■ Description of the task: Pull out each line of the records holding the string "María".

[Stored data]
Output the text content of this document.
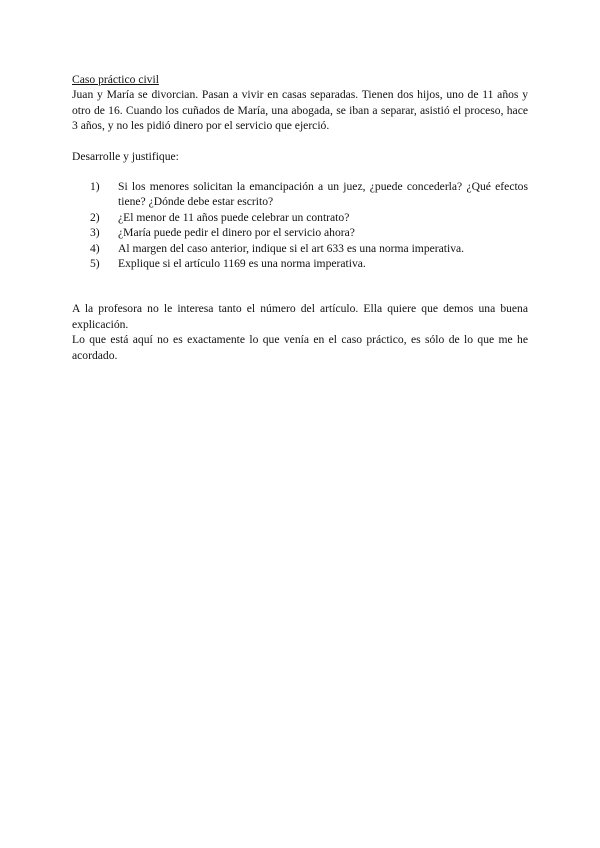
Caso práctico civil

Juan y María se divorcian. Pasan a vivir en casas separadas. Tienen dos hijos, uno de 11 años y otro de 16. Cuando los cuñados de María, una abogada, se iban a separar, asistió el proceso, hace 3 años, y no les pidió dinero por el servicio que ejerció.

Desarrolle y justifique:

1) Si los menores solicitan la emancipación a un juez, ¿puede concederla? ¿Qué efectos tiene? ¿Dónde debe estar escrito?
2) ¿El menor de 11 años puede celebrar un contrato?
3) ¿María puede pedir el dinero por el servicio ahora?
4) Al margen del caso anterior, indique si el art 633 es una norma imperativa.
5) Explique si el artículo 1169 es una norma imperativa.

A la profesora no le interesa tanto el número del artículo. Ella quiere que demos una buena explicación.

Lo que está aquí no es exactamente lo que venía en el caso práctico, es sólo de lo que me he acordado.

==

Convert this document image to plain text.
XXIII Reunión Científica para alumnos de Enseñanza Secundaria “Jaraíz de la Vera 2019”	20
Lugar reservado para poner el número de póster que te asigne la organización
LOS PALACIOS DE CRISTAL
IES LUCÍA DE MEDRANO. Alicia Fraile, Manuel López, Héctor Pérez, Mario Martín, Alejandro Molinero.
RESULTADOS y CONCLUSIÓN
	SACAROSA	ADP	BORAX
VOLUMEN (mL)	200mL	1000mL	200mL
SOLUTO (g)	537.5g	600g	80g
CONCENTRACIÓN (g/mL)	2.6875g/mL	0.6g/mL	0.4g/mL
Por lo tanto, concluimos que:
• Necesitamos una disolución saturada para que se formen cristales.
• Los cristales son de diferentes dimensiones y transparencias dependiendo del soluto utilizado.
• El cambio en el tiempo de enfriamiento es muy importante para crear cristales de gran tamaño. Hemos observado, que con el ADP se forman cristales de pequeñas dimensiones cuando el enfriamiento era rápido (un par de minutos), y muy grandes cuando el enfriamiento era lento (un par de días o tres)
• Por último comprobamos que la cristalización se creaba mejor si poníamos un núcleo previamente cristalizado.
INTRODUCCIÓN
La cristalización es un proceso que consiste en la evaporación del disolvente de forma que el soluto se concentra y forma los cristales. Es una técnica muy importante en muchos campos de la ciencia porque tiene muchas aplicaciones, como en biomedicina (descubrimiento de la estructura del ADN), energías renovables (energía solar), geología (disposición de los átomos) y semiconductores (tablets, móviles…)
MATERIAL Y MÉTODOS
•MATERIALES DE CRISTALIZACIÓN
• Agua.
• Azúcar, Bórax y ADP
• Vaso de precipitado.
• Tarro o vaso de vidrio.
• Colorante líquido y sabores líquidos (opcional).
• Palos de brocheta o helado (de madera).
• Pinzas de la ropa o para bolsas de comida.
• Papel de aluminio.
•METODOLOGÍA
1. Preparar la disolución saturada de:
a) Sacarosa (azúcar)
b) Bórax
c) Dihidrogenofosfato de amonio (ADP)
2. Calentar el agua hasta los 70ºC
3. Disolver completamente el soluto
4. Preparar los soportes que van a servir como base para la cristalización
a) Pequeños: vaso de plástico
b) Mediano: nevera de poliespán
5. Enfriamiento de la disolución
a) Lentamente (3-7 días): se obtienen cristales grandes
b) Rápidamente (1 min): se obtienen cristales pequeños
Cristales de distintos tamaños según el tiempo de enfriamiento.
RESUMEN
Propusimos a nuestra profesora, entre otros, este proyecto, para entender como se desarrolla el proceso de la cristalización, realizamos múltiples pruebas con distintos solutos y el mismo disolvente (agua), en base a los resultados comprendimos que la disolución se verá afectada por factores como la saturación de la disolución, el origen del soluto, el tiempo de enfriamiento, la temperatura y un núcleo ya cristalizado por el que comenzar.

■ Task result:
Juan y María se divorcian. Pasan a vivir en casas separadas. Tienen dos hijos, uno de 11 años y otro de 16. Cuando los cuñados de María, una abogada, se iban a separar, asistió el proceso, hace 3 años, y no les pidió dinero por el servicio que ejerció.
3) ¿María puede pedir el dinero por el servicio ahora?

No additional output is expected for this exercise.